WORK REQUIRED = Produce an exact copy of all the records.

INPUT MATERIAL =
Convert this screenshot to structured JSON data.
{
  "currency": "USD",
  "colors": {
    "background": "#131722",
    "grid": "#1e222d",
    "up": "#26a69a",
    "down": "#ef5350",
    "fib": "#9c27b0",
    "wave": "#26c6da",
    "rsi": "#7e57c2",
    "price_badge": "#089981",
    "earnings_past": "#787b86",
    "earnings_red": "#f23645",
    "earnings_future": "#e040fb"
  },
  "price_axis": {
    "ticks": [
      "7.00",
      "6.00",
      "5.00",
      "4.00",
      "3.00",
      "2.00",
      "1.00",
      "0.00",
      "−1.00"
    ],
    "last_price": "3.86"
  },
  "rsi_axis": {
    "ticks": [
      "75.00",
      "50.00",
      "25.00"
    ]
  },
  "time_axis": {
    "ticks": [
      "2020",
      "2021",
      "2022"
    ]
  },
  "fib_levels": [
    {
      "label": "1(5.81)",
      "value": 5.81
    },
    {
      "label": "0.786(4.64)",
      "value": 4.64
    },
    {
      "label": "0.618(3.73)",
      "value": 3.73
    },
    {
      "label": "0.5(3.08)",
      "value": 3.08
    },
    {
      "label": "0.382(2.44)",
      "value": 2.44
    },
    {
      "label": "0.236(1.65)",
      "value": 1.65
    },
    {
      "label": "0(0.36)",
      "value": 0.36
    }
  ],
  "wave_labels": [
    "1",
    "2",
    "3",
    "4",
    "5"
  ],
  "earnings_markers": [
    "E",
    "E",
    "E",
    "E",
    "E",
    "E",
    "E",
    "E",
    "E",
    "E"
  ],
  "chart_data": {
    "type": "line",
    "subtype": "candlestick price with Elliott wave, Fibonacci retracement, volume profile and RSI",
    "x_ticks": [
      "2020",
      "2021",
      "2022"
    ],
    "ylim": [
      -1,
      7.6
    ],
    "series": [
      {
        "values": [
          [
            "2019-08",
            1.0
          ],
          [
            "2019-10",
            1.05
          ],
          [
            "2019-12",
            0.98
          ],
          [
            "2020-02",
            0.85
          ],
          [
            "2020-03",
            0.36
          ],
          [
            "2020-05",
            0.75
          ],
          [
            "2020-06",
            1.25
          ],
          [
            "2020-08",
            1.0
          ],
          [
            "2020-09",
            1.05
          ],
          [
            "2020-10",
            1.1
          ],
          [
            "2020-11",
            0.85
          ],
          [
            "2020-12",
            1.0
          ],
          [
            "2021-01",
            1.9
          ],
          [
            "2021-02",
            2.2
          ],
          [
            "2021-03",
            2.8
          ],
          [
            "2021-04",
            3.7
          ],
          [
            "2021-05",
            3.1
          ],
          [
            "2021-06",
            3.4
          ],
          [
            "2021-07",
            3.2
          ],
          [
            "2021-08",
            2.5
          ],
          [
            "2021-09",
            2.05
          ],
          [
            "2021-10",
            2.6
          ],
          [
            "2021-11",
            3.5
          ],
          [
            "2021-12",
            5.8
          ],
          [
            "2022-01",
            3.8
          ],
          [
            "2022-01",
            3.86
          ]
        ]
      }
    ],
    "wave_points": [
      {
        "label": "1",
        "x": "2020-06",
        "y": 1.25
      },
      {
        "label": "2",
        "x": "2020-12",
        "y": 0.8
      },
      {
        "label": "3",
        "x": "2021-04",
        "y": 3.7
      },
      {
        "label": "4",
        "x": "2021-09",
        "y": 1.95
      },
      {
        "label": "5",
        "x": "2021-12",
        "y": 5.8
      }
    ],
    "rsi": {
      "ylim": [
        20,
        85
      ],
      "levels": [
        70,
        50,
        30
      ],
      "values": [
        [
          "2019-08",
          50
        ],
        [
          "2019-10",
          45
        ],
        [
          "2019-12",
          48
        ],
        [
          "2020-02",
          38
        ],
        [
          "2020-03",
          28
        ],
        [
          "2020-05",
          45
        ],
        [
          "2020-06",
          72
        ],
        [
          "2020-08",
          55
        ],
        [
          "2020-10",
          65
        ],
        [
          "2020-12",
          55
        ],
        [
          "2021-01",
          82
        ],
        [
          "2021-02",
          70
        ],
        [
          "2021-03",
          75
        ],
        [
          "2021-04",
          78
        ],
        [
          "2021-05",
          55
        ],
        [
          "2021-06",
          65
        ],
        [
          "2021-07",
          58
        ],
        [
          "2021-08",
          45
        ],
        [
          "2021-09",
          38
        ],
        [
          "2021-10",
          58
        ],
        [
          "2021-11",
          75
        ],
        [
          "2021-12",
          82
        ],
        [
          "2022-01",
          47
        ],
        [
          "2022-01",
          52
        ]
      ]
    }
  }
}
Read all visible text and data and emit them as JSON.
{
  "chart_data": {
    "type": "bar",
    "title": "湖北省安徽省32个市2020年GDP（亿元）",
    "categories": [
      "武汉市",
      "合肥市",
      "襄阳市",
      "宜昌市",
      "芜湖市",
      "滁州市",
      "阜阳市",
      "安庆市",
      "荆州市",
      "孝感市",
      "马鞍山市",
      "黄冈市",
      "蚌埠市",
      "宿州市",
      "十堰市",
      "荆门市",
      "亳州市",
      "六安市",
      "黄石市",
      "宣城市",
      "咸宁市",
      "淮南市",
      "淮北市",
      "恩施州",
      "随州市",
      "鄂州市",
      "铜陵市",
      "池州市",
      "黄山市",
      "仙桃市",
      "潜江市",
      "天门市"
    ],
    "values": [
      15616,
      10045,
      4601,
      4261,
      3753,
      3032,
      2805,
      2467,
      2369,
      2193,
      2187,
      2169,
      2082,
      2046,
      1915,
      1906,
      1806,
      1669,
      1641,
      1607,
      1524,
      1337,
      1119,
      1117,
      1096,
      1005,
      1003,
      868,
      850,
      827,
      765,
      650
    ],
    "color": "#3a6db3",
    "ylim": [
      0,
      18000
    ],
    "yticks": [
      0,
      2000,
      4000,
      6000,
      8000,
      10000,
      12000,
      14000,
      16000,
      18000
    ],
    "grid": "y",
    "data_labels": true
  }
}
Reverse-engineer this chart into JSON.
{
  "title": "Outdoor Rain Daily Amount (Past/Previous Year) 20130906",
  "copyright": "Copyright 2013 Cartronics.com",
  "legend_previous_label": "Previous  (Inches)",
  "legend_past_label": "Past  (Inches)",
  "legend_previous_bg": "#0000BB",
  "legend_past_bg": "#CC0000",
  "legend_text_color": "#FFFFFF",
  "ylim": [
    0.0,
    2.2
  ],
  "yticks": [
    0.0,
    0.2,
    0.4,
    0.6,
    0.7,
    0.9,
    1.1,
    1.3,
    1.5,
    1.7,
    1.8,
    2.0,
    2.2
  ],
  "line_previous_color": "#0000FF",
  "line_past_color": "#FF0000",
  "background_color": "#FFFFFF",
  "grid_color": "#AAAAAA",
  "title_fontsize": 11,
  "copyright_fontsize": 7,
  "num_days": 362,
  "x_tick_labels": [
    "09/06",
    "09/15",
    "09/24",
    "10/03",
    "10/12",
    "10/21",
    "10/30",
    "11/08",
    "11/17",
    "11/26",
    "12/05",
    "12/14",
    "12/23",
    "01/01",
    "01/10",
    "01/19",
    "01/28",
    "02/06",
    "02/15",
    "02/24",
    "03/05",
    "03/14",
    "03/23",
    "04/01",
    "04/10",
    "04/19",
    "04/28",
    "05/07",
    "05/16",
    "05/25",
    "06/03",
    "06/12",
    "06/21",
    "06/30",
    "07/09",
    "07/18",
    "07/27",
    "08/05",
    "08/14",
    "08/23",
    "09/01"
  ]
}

RIGHT ANSWER =
Convert this screenshot to structured JSON data.
{
  "currency": "USD",
  "colors": {
    "background": "#131722",
    "grid": "#1e222d",
    "up": "#26a69a",
    "down": "#ef5350",
    "fib": "#9c27b0",
    "wave": "#26c6da",
    "rsi": "#7e57c2",
    "price_badge": "#089981",
    "earnings_past": "#787b86",
    "earnings_red": "#f23645",
    "earnings_future": "#e040fb"
  },
  "price_axis": {
    "ticks": [
      "7.00",
      "6.00",
      "5.00",
      "4.00",
      "3.00",
      "2.00",
      "1.00",
      "0.00",
      "−1.00"
    ],
    "last_price": "3.86"
  },
  "rsi_axis": {
    "ticks": [
      "75.00",
      "50.00",
      "25.00"
    ]
  },
  "time_axis": {
    "ticks": [
      "2020",
      "2021",
      "2022"
    ]
  },
  "fib_levels": [
    {
      "label": "1(5.81)",
      "value": 5.81
    },
    {
      "label": "0.786(4.64)",
      "value": 4.64
    },
    {
      "label": "0.618(3.73)",
      "value": 3.73
    },
    {
      "label": "0.5(3.08)",
      "value": 3.08
    },
    {
      "label": "0.382(2.44)",
      "value": 2.44
    },
    {
      "label": "0.236(1.65)",
      "value": 1.65
    },
    {
      "label": "0(0.36)",
      "value": 0.36
    }
  ],
  "wave_labels": [
    "1",
    "2",
    "3",
    "4",
    "5"
  ],
  "earnings_markers": [
    "E",
    "E",
    "E",
    "E",
    "E",
    "E",
    "E",
    "E",
    "E",
    "E"
  ],
  "chart_data": {
    "type": "line",
    "subtype": "candlestick price with Elliott wave, Fibonacci retracement, volume profile and RSI",
    "x_ticks": [
      "2020",
      "2021",
      "2022"
    ],
    "ylim": [
      -1,
      7.6
    ],
    "series": [
      {
        "values": [
          [
            "2019-08",
            1.0
          ],
          [
            "2019-10",
            1.05
          ],
          [
            "2019-12",
            0.98
          ],
          [
            "2020-02",
            0.85
          ],
          [
            "2020-03",
            0.36
          ],
          [
            "2020-05",
            0.75
          ],
          [
            "2020-06",
            1.25
          ],
          [
            "2020-08",
            1.0
          ],
          [
            "2020-09",
            1.05
          ],
          [
            "2020-10",
            1.1
          ],
          [
            "2020-11",
            0.85
          ],
          [
            "2020-12",
            1.0
          ],
          [
            "2021-01",
            1.9
          ],
          [
            "2021-02",
            2.2
          ],
          [
            "2021-03",
            2.8
          ],
          [
            "2021-04",
            3.7
          ],
          [
            "2021-05",
            3.1
          ],
          [
            "2021-06",
            3.4
          ],
          [
            "2021-07",
            3.2
          ],
          [
            "2021-08",
            2.5
          ],
          [
            "2021-09",
            2.05
          ],
          [
            "2021-10",
            2.6
          ],
          [
            "2021-11",
            3.5
          ],
          [
            "2021-12",
            5.8
          ],
          [
            "2022-01",
            3.8
          ],
          [
            "2022-01",
            3.86
          ]
        ]
      }
    ],
    "wave_points": [
      {
        "label": "1",
        "x": "2020-06",
        "y": 1.25
      },
      {
        "label": "2",
        "x": "2020-12",
        "y": 0.8
      },
      {
        "label": "3",
        "x": "2021-04",
        "y": 3.7
      },
      {
        "label": "4",
        "x": "2021-09",
        "y": 1.95
      },
      {
        "label": "5",
        "x": "2021-12",
        "y": 5.8
      }
    ],
    "rsi": {
      "ylim": [
        20,
        85
      ],
      "levels": [
        70,
        50,
        30
      ],
      "values": [
        [
          "2019-08",
          50
        ],
        [
          "2019-10",
          45
        ],
        [
          "2019-12",
          48
        ],
        [
          "2020-02",
          38
        ],
        [
          "2020-03",
          28
        ],
        [
          "2020-05",
          45
        ],
        [
          "2020-06",
          72
        ],
        [
          "2020-08",
          55
        ],
        [
          "2020-10",
          65
        ],
        [
          "2020-12",
          55
        ],
        [
          "2021-01",
          82
        ],
        [
          "2021-02",
          70
        ],
        [
          "2021-03",
          75
        ],
        [
          "2021-04",
          78
        ],
        [
          "2021-05",
          55
        ],
        [
          "2021-06",
          65
        ],
        [
          "2021-07",
          58
        ],
        [
          "2021-08",
          45
        ],
        [
          "2021-09",
          38
        ],
        [
          "2021-10",
          58
        ],
        [
          "2021-11",
          75
        ],
        [
          "2021-12",
          82
        ],
        [
          "2022-01",
          47
        ],
        [
          "2022-01",
          52
        ]
      ]
    }
  }
}
Read all visible text and data and emit them as JSON.
{
  "chart_data": {
    "type": "bar",
    "title": "湖北省安徽省32个市2020年GDP（亿元）",
    "categories": [
      "武汉市",
      "合肥市",
      "襄阳市",
      "宜昌市",
      "芜湖市",
      "滁州市",
      "阜阳市",
      "安庆市",
      "荆州市",
      "孝感市",
      "马鞍山市",
      "黄冈市",
      "蚌埠市",
      "宿州市",
      "十堰市",
      "荆门市",
      "亳州市",
      "六安市",
      "黄石市",
      "宣城市",
      "咸宁市",
      "淮南市",
      "淮北市",
      "恩施州",
      "随州市",
      "鄂州市",
      "铜陵市",
      "池州市",
      "黄山市",
      "仙桃市",
      "潜江市",
      "天门市"
    ],
    "values": [
      15616,
      10045,
      4601,
      4261,
      3753,
      3032,
      2805,
      2467,
      2369,
      2193,
      2187,
      2169,
      2082,
      2046,
      1915,
      1906,
      1806,
      1669,
      1641,
      1607,
      1524,
      1337,
      1119,
      1117,
      1096,
      1005,
      1003,
      868,
      850,
      827,
      765,
      650
    ],
    "color": "#3a6db3",
    "ylim": [
      0,
      18000
    ],
    "yticks": [
      0,
      2000,
      4000,
      6000,
      8000,
      10000,
      12000,
      14000,
      16000,
      18000
    ],
    "grid": "y",
    "data_labels": true
  }
}
Reverse-engineer this chart into JSON.
{
  "title": "Outdoor Rain Daily Amount (Past/Previous Year) 20130906",
  "copyright": "Copyright 2013 Cartronics.com",
  "legend_previous_label": "Previous  (Inches)",
  "legend_past_label": "Past  (Inches)",
  "legend_previous_bg": "#0000BB",
  "legend_past_bg": "#CC0000",
  "legend_text_color": "#FFFFFF",
  "ylim": [
    0.0,
    2.2
  ],
  "yticks": [
    0.0,
    0.2,
    0.4,
    0.6,
    0.7,
    0.9,
    1.1,
    1.3,
    1.5,
    1.7,
    1.8,
    2.0,
    2.2
  ],
  "line_previous_color": "#0000FF",
  "line_past_color": "#FF0000",
  "background_color": "#FFFFFF",
  "grid_color": "#AAAAAA",
  "title_fontsize": 11,
  "copyright_fontsize": 7,
  "num_days": 362,
  "x_tick_labels": [
    "09/06",
    "09/15",
    "09/24",
    "10/03",
    "10/12",
    "10/21",
    "10/30",
    "11/08",
    "11/17",
    "11/26",
    "12/05",
    "12/14",
    "12/23",
    "01/01",
    "01/10",
    "01/19",
    "01/28",
    "02/06",
    "02/15",
    "02/24",
    "03/05",
    "03/14",
    "03/23",
    "04/01",
    "04/10",
    "04/19",
    "04/28",
    "05/07",
    "05/16",
    "05/25",
    "06/03",
    "06/12",
    "06/21",
    "06/30",
    "07/09",
    "07/18",
    "07/27",
    "08/05",
    "08/14",
    "08/23",
    "09/01"
  ]
}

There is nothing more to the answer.